=== Raw records ===
▬▬▬▬▬▬
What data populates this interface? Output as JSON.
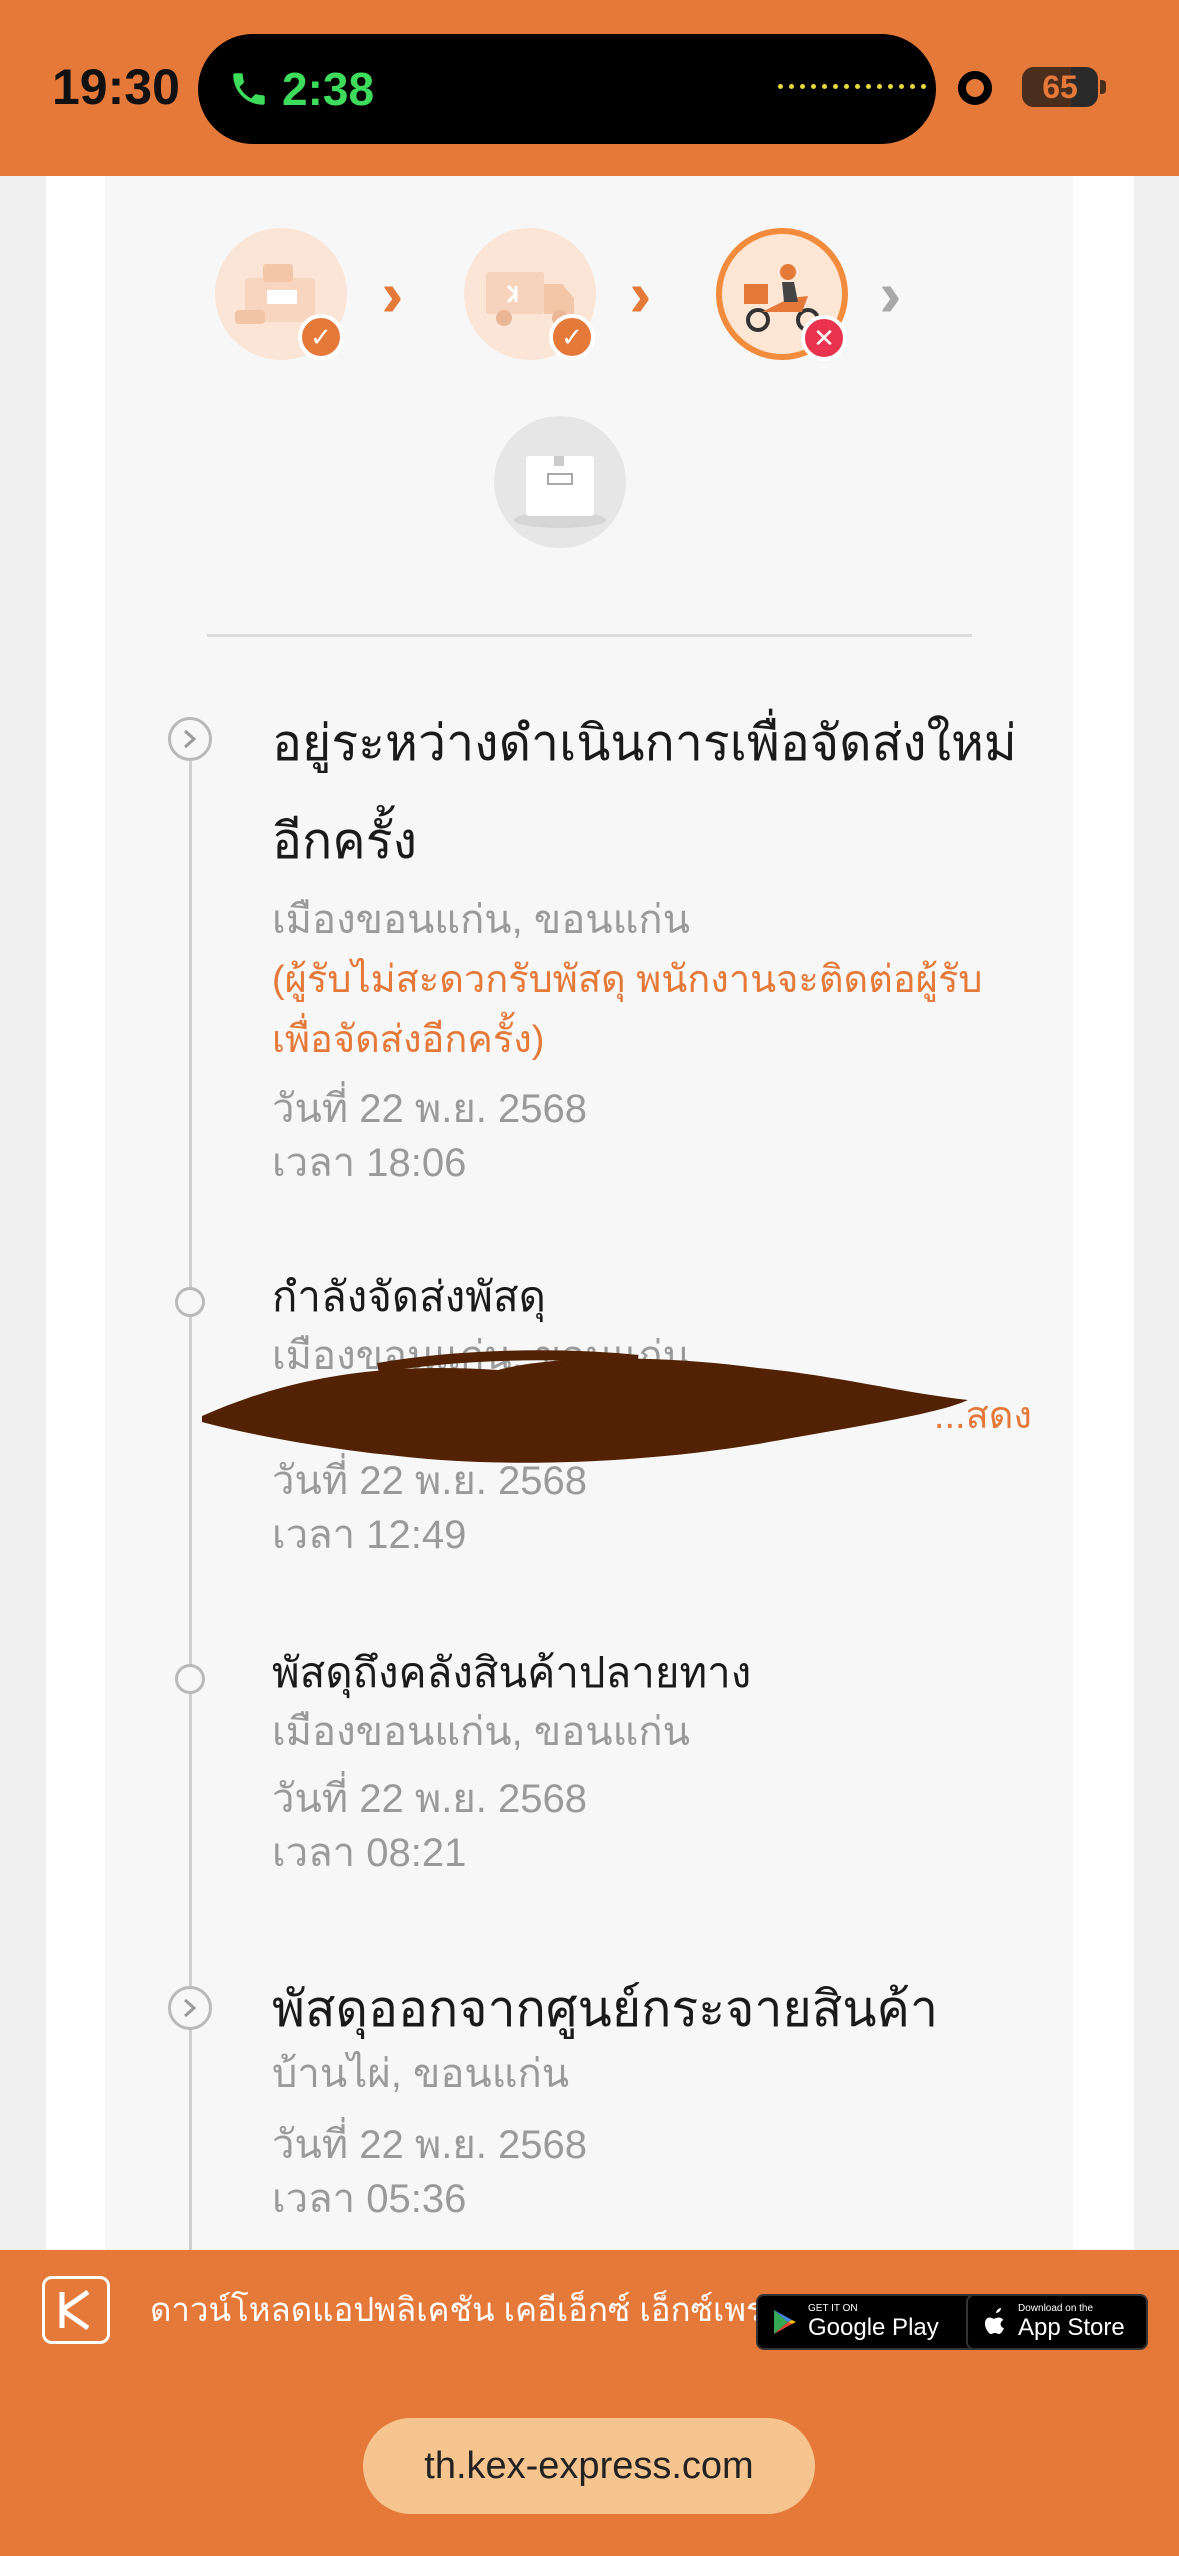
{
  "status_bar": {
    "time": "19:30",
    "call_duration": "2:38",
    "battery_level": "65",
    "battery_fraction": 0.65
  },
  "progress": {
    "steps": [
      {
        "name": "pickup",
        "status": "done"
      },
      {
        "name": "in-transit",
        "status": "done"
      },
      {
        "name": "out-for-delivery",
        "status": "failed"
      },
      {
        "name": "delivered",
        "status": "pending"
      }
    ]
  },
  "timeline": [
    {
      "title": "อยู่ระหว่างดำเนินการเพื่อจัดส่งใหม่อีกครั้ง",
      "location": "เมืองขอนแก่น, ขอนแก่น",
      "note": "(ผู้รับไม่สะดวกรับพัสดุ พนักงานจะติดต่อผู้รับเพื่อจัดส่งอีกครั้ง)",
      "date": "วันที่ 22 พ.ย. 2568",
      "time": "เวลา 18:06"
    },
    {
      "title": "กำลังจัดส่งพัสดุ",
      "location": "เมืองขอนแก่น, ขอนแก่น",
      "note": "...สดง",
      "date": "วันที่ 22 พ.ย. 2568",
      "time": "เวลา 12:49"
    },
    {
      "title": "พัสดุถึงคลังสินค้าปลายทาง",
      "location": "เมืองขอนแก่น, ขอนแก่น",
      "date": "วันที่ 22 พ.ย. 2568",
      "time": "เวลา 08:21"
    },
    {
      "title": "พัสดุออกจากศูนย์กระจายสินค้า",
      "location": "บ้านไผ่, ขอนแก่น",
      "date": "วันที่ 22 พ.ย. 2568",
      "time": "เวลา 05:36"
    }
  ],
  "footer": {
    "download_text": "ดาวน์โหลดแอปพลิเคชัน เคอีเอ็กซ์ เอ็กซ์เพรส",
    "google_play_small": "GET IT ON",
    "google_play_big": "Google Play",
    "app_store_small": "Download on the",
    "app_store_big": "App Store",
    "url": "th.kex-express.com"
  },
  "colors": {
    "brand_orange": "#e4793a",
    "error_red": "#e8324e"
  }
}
▬▬▬▬▬▬
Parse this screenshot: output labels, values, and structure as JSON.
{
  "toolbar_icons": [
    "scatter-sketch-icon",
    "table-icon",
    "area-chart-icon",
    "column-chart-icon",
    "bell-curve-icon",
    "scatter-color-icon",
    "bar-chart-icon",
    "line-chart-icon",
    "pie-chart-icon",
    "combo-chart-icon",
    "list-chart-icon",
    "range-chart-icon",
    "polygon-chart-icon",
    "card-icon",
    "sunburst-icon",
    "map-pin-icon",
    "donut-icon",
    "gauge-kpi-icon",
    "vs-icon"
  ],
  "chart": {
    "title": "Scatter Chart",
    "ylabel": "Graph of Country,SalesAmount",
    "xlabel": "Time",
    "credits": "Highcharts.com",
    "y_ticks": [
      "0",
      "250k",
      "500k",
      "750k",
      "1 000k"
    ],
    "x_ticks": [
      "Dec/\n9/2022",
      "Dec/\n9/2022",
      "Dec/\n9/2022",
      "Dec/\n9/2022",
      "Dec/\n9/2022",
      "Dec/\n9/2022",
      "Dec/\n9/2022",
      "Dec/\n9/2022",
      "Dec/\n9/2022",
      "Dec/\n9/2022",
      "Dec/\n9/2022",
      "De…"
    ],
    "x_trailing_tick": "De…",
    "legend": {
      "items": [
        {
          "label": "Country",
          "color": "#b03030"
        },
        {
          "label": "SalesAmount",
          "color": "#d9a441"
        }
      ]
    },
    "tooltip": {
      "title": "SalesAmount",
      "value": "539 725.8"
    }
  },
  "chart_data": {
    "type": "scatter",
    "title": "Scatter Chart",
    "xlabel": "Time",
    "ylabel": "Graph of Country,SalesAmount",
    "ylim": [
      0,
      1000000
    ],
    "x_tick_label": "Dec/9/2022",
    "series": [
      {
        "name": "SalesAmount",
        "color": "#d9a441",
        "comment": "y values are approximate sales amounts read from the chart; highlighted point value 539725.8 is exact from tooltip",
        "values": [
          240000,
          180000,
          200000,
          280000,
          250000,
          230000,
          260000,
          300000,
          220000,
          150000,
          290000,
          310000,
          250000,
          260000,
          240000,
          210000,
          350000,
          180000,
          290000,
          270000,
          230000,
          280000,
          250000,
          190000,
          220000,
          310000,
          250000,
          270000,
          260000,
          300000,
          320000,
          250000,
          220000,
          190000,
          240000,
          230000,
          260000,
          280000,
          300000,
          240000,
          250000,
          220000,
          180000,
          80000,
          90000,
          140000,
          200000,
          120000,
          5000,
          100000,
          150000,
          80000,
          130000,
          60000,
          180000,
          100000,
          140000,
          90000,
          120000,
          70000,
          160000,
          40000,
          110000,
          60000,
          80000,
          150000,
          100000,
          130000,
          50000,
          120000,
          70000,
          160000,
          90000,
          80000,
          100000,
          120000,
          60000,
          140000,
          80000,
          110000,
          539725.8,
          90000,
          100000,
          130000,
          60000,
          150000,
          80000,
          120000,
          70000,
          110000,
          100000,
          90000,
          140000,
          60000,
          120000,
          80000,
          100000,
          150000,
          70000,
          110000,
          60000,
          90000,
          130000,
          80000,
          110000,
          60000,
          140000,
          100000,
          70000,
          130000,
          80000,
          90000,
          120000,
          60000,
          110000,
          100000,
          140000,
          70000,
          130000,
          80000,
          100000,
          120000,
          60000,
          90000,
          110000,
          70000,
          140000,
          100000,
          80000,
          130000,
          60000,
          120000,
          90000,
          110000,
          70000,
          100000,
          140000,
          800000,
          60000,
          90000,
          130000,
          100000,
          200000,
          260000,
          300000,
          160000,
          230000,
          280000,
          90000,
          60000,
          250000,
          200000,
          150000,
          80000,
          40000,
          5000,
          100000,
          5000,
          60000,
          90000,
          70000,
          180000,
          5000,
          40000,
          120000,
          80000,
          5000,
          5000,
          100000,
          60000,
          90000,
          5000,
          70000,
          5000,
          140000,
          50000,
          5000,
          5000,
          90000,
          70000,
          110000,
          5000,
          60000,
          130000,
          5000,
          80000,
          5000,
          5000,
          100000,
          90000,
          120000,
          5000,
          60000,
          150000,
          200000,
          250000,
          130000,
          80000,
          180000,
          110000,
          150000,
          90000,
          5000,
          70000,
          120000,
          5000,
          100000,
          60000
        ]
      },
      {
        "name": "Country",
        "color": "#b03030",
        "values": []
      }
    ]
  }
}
▬▬▬▬▬▬
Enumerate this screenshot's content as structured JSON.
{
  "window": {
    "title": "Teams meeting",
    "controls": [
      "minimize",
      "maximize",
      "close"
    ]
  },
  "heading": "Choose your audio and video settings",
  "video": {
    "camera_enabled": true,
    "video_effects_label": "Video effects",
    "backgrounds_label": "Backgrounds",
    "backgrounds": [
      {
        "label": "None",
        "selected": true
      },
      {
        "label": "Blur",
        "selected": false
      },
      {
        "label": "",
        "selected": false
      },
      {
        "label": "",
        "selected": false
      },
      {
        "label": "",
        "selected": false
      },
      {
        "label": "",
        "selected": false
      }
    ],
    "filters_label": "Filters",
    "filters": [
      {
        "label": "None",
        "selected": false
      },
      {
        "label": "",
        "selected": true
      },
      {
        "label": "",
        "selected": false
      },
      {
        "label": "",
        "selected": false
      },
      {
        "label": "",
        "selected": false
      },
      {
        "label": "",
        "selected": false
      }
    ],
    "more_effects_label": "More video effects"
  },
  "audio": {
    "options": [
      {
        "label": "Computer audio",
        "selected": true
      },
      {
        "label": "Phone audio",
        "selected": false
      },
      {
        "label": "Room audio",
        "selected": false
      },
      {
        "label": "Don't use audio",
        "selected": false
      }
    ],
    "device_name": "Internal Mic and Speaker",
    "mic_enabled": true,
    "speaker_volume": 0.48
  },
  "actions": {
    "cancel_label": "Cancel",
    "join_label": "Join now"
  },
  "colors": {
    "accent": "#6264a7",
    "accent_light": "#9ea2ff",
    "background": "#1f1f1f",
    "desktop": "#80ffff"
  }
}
▬▬▬▬▬▬
=== Brief ===
Which lines above contain the word "audio"? Copy each of them.

=== The answer ===
  "heading": "Choose your audio and video settings",
  "audio": {
        "label": "Computer audio",
        "label": "Phone audio",
        "label": "Room audio",
        "label": "Don't use audio",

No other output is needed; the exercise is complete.